## begin Records for processing

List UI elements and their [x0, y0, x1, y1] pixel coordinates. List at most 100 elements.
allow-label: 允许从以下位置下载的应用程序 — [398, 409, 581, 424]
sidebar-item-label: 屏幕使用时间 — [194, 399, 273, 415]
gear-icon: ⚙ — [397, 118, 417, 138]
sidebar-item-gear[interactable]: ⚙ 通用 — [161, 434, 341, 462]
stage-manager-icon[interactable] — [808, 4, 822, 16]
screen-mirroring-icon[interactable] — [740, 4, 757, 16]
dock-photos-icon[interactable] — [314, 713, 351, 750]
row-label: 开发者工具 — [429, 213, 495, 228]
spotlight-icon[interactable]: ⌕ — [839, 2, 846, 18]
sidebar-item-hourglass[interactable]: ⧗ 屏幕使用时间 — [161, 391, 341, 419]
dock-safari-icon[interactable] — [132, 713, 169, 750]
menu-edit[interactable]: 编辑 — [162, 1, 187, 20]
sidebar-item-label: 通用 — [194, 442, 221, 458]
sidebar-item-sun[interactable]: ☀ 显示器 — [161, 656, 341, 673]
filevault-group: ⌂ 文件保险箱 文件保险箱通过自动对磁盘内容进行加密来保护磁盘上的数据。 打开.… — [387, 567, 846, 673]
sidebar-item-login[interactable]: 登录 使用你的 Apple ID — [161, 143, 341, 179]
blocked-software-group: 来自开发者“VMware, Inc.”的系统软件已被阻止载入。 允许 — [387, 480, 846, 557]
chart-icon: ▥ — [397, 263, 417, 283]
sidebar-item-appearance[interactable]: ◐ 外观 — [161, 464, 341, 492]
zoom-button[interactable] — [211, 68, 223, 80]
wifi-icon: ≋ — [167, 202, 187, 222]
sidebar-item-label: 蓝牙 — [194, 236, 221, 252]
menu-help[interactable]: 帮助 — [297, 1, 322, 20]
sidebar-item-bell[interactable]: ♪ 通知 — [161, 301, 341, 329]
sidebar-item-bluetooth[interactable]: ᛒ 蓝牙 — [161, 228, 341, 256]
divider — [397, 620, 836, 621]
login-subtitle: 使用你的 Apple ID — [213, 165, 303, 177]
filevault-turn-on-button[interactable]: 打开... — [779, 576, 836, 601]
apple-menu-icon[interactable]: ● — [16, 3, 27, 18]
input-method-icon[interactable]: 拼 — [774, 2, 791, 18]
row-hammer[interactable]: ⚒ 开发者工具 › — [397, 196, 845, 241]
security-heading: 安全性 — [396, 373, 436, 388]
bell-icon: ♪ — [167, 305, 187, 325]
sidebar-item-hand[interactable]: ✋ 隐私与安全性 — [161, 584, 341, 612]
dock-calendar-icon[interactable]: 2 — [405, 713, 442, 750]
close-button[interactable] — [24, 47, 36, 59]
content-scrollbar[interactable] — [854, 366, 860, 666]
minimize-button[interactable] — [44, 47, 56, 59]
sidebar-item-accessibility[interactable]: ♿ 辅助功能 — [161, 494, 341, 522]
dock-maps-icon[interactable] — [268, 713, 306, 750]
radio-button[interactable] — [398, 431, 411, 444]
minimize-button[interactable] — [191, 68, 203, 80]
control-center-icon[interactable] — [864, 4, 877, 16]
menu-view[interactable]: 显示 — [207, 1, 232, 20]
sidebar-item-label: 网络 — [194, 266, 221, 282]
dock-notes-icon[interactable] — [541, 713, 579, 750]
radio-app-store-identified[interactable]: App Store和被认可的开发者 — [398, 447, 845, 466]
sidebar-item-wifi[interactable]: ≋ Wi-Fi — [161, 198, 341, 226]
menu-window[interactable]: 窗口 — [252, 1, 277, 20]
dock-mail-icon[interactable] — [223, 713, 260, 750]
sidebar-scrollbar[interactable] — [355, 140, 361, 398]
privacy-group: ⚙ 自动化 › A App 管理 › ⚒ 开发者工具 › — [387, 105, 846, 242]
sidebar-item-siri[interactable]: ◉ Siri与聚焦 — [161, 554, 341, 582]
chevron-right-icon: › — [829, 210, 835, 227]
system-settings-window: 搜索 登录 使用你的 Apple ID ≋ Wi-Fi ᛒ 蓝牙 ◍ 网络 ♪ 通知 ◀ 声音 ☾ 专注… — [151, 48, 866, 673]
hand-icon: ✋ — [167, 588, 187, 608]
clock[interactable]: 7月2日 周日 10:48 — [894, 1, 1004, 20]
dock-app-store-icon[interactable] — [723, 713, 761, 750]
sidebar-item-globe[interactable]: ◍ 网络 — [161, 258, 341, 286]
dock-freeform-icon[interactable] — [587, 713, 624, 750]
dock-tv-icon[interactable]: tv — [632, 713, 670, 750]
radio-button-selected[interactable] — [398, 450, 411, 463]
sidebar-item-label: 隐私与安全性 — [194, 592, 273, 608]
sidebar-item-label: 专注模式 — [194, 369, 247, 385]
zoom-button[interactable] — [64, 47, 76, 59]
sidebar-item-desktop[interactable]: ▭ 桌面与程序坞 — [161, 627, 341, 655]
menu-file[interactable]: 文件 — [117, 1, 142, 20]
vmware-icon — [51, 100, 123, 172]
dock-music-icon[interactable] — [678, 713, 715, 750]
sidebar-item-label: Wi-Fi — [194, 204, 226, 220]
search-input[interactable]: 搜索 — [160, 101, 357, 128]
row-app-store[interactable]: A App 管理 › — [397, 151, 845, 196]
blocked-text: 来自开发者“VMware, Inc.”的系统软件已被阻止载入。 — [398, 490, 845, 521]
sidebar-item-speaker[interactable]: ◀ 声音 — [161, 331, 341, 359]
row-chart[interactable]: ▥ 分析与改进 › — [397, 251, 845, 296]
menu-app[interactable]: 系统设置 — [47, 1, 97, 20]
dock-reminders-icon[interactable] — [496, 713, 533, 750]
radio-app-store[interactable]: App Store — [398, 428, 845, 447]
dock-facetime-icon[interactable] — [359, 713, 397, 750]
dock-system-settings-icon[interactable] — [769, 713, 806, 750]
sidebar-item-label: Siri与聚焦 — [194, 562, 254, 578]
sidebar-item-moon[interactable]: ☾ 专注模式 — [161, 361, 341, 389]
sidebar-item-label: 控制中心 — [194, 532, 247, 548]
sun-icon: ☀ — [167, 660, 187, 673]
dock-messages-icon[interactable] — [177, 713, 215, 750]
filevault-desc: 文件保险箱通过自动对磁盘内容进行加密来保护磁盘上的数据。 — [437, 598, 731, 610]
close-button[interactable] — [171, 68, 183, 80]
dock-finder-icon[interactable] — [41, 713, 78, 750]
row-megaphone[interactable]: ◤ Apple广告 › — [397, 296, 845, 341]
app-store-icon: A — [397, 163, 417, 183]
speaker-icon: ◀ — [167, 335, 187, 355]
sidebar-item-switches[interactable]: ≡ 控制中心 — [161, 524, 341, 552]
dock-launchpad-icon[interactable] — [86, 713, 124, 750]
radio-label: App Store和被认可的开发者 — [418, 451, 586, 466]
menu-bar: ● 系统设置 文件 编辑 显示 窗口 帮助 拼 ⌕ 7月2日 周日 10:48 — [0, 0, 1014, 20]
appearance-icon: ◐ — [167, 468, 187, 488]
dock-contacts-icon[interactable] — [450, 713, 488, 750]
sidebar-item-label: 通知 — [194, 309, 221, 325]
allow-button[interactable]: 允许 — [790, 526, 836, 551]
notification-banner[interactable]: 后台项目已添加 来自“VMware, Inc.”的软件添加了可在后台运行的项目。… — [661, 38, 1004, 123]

## end Records for processing

*Stated task:* Copy the rows above word for word, starting with the first row and ending with the row that contains "radio-button[interactable] — [398, 431, 411, 444]", including both of these rows.

*Problem solution:*
List UI elements and their [x0, y0, x1, y1] pixel coordinates. List at most 100 elements.
allow-label: 允许从以下位置下载的应用程序 — [398, 409, 581, 424]
sidebar-item-label: 屏幕使用时间 — [194, 399, 273, 415]
gear-icon: ⚙ — [397, 118, 417, 138]
sidebar-item-gear[interactable]: ⚙ 通用 — [161, 434, 341, 462]
stage-manager-icon[interactable] — [808, 4, 822, 16]
screen-mirroring-icon[interactable] — [740, 4, 757, 16]
dock-photos-icon[interactable] — [314, 713, 351, 750]
row-label: 开发者工具 — [429, 213, 495, 228]
spotlight-icon[interactable]: ⌕ — [839, 2, 846, 18]
sidebar-item-hourglass[interactable]: ⧗ 屏幕使用时间 — [161, 391, 341, 419]
dock-safari-icon[interactable] — [132, 713, 169, 750]
menu-edit[interactable]: 编辑 — [162, 1, 187, 20]
sidebar-item-label: 通用 — [194, 442, 221, 458]
sidebar-item-sun[interactable]: ☀ 显示器 — [161, 656, 341, 673]
filevault-group: ⌂ 文件保险箱 文件保险箱通过自动对磁盘内容进行加密来保护磁盘上的数据。 打开.… — [387, 567, 846, 673]
sidebar-item-login[interactable]: 登录 使用你的 Apple ID — [161, 143, 341, 179]
blocked-software-group: 来自开发者“VMware, Inc.”的系统软件已被阻止载入。 允许 — [387, 480, 846, 557]
chart-icon: ▥ — [397, 263, 417, 283]
sidebar-item-appearance[interactable]: ◐ 外观 — [161, 464, 341, 492]
zoom-button[interactable] — [211, 68, 223, 80]
wifi-icon: ≋ — [167, 202, 187, 222]
sidebar-item-label: 蓝牙 — [194, 236, 221, 252]
menu-help[interactable]: 帮助 — [297, 1, 322, 20]
sidebar-item-bell[interactable]: ♪ 通知 — [161, 301, 341, 329]
sidebar-item-bluetooth[interactable]: ᛒ 蓝牙 — [161, 228, 341, 256]
divider — [397, 620, 836, 621]
login-subtitle: 使用你的 Apple ID — [213, 165, 303, 177]
filevault-turn-on-button[interactable]: 打开... — [779, 576, 836, 601]
apple-menu-icon[interactable]: ● — [16, 3, 27, 18]
input-method-icon[interactable]: 拼 — [774, 2, 791, 18]
row-hammer[interactable]: ⚒ 开发者工具 › — [397, 196, 845, 241]
security-heading: 安全性 — [396, 373, 436, 388]
bell-icon: ♪ — [167, 305, 187, 325]
sidebar-item-hand[interactable]: ✋ 隐私与安全性 — [161, 584, 341, 612]
dock-calendar-icon[interactable]: 2 — [405, 713, 442, 750]
close-button[interactable] — [24, 47, 36, 59]
content-scrollbar[interactable] — [854, 366, 860, 666]
minimize-button[interactable] — [44, 47, 56, 59]
sidebar-item-accessibility[interactable]: ♿ 辅助功能 — [161, 494, 341, 522]
dock-maps-icon[interactable] — [268, 713, 306, 750]
radio-button[interactable] — [398, 431, 411, 444]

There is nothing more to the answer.